Task directions:
Could you copy every line from the material below in which "What" appears?

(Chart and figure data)

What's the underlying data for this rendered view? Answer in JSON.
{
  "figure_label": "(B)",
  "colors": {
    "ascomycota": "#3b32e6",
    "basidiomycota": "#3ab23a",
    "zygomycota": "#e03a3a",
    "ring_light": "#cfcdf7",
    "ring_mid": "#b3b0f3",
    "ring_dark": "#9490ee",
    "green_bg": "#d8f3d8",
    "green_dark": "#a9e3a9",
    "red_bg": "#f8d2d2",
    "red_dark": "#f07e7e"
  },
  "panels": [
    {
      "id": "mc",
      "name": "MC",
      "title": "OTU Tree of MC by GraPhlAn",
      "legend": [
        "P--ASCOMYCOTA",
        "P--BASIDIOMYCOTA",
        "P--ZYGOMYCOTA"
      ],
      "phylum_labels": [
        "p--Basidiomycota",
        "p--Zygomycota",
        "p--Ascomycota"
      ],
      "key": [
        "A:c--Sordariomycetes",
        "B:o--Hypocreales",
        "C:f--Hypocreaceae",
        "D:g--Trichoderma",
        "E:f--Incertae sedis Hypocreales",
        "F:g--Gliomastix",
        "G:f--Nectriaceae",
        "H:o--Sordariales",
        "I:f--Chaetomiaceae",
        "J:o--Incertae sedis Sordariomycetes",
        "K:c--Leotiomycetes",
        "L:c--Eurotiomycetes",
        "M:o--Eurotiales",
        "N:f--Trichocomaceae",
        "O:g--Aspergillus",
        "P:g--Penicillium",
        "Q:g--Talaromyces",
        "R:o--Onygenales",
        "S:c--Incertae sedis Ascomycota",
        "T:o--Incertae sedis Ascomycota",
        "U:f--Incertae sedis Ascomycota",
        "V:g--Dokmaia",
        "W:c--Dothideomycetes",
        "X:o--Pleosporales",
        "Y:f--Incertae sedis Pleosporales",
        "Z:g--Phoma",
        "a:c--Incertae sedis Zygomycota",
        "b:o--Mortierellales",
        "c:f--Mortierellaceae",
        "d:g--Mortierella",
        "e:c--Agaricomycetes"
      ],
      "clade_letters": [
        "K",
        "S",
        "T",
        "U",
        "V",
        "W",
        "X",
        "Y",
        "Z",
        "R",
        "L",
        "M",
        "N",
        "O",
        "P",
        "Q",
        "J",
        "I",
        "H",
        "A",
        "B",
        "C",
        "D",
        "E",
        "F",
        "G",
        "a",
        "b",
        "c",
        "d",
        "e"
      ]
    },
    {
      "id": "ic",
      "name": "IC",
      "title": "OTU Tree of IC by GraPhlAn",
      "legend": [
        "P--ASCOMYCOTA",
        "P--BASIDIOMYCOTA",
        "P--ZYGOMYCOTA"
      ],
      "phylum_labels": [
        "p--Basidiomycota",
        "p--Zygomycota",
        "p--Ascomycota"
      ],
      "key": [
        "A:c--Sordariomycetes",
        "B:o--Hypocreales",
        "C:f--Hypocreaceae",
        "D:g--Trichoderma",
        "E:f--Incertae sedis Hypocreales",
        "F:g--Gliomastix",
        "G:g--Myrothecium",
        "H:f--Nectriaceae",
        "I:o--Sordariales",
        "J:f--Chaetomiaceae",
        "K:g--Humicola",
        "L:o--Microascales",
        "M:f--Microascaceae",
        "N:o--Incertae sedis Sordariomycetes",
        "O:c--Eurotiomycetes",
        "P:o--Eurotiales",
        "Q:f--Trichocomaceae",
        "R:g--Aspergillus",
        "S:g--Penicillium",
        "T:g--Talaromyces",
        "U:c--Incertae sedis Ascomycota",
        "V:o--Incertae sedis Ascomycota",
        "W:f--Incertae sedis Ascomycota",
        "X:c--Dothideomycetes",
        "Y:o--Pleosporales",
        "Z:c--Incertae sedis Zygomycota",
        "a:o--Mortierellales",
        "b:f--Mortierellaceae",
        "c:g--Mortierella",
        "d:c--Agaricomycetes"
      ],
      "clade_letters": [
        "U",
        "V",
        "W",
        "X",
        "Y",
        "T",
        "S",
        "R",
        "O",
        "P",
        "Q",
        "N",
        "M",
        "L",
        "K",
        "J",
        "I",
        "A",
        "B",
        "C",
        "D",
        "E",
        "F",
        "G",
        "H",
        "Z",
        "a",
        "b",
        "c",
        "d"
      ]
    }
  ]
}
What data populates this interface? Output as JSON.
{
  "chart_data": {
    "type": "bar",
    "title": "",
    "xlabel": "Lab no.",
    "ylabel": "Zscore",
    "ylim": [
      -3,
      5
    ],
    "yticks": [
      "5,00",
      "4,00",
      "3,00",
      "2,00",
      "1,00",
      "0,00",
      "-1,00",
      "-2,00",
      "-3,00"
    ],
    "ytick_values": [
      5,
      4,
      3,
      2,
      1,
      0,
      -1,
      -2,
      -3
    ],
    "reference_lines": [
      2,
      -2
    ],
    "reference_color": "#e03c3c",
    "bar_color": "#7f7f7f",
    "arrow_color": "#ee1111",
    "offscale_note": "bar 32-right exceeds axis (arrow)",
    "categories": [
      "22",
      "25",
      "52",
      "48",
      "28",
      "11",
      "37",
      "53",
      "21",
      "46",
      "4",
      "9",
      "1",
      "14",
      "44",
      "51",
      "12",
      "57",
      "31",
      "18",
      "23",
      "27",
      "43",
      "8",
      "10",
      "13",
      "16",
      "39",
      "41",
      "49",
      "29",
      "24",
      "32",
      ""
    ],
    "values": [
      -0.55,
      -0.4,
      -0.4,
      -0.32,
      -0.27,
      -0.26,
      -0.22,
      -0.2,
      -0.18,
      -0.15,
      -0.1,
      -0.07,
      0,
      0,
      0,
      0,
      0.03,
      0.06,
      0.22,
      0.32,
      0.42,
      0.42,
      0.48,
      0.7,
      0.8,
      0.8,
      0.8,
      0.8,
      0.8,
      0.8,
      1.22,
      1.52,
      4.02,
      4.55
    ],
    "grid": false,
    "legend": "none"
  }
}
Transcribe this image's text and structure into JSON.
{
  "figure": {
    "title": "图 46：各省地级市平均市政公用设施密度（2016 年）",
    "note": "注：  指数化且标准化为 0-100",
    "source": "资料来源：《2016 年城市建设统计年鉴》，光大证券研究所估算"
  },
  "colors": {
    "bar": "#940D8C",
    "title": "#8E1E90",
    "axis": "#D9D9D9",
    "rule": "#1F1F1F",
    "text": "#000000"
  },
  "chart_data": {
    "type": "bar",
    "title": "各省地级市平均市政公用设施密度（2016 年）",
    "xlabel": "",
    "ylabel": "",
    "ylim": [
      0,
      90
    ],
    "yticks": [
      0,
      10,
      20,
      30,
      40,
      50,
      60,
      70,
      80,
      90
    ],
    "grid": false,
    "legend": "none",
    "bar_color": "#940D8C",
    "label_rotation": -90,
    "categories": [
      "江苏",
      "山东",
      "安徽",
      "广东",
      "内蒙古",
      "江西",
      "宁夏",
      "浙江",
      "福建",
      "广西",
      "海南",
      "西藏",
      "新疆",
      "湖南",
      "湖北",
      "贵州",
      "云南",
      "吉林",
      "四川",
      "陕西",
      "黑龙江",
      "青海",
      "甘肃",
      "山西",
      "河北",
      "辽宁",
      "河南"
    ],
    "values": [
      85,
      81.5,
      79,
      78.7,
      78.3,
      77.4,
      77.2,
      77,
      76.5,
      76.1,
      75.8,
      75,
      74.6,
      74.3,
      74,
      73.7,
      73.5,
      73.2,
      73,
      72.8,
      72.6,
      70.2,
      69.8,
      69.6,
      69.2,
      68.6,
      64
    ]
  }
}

Written reply:
What's the underlying data for this rendered view? Answer in JSON.
What data populates this interface? Output as JSON.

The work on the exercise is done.